* INSTRUCTIONS FOR THE TASK: Find out how many lines of the material contain the string "musika" and give only that figure.

Excerpt from a dataset
::::::::::
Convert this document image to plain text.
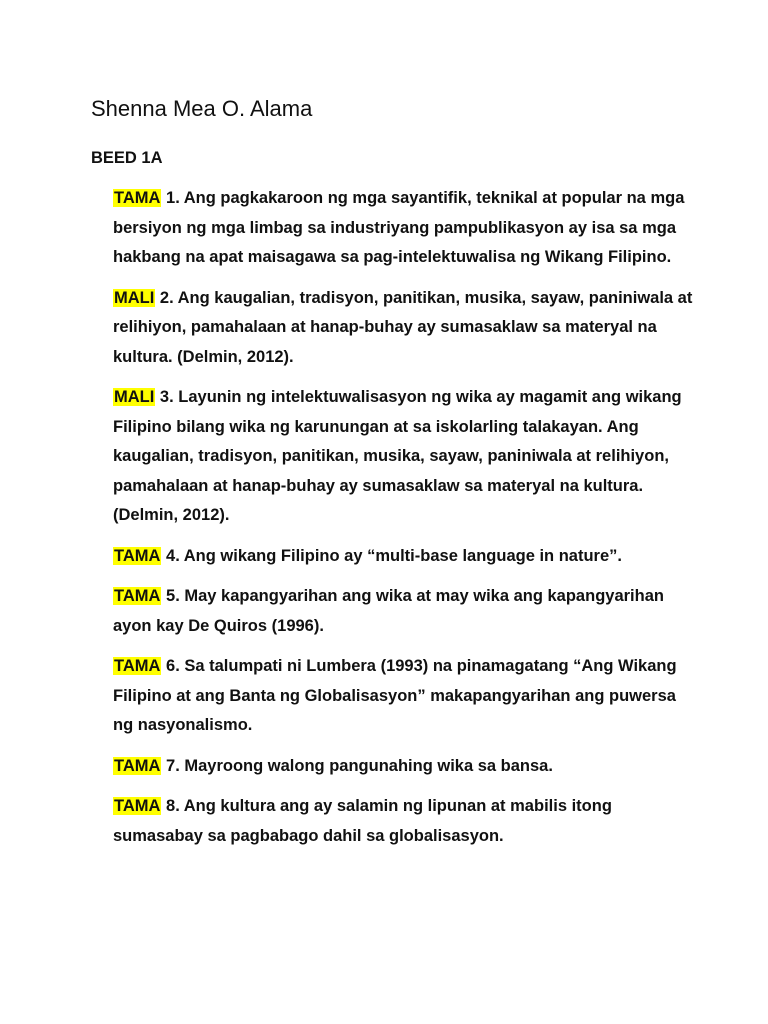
Shenna Mea O. Alama

BEED 1A

TAMA 1. Ang pagkakaroon ng mga sayantifik, teknikal at popular na mga bersiyon ng mga limbag sa industriyang pampublikasyon ay isa sa mga hakbang na apat maisagawa sa pag-intelektuwalisa ng Wikang Filipino.
MALI 2. Ang kaugalian, tradisyon, panitikan, musika, sayaw, paniniwala at relihiyon, pamahalaan at hanap-buhay ay sumasaklaw sa materyal na kultura. (Delmin, 2012).
MALI 3. Layunin ng intelektuwalisasyon ng wika ay magamit ang wikang Filipino bilang wika ng karunungan at sa iskolarling talakayan. Ang kaugalian, tradisyon, panitikan, musika, sayaw, paniniwala at relihiyon, pamahalaan at hanap-buhay ay sumasaklaw sa materyal na kultura. (Delmin, 2012).
TAMA 4. Ang wikang Filipino ay “multi-base language in nature”.
TAMA 5. May kapangyarihan ang wika at may wika ang kapangyarihan ayon kay De Quiros (1996).
TAMA 6. Sa talumpati ni Lumbera (1993) na pinamagatang “Ang Wikang Filipino at ang Banta ng Globalisasyon” makapangyarihan ang puwersa ng nasyonalismo.
TAMA 7. Mayroong walong pangunahing wika sa bansa.
TAMA 8. Ang kultura ang ay salamin ng lipunan at mabilis itong sumasabay sa pagbabago dahil sa globalisasyon.
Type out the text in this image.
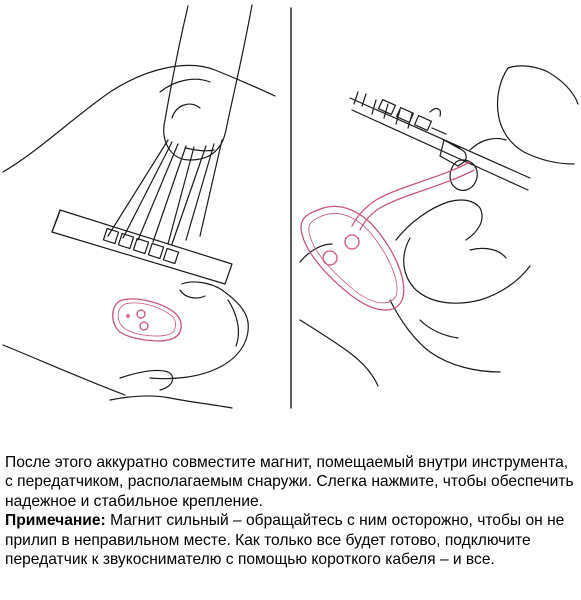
После этого аккуратно совместите магнит, помещаемый внутри инструмента, с передатчиком, располагаемым снаружи. Слегка нажмите, чтобы обеспечить надежное и стабильное крепление.
Примечание: Магнит сильный – обращайтесь с ним осторожно, чтобы он не прилип в неправильном месте. Как только все будет готово, подключите передатчик к звукоснимателю с помощью короткого кабеля – и все.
::::::::::
* EXERCISE OUTPUT: 2